Show every line containing "Enable" by copying it.

+ + + + + + +

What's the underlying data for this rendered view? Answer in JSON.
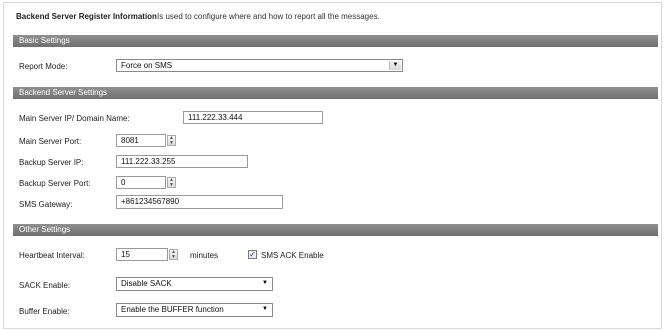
{
  "header": {
    "title": "Backend Server Register Information",
    "description": "Is used to configure where and how to report all the messages."
  },
  "sections": {
    "basic": "Basic Settings",
    "backend": "Backend Server Settings",
    "other": "Other Settings"
  },
  "basic": {
    "report_mode_label": "Report Mode:",
    "report_mode_value": "Force on SMS"
  },
  "backend": {
    "main_ip_label": "Main Server IP/ Domain Name:",
    "main_ip_value": "111.222.33.444",
    "main_port_label": "Main Server Port:",
    "main_port_value": "8081",
    "backup_ip_label": "Backup Server IP:",
    "backup_ip_value": "111.222.33.255",
    "backup_port_label": "Backup Server Port:",
    "backup_port_value": "0",
    "sms_gateway_label": "SMS Gateway:",
    "sms_gateway_value": "+861234567890"
  },
  "other": {
    "heartbeat_label": "Heartbeat Interval:",
    "heartbeat_value": "15",
    "heartbeat_unit": "minutes",
    "sms_ack_label": "SMS ACK Enable",
    "sms_ack_checked": true,
    "sack_label": "SACK Enable:",
    "sack_value": "Disable SACK",
    "buffer_label": "Buffer Enable:",
    "buffer_value": "Enable the BUFFER function"
  },
  "icons": {
    "dropdown": "chevron-down-icon",
    "spinner": "spinner-arrows-icon",
    "checkbox": "checkmark-icon"
  }
}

+ + + + + + +

§ **Answer to the problem**:
    "sms_ack_label": "SMS ACK Enable",
    "sack_label": "SACK Enable:",
    "buffer_label": "Buffer Enable:",
    "buffer_value": "Enable the BUFFER function"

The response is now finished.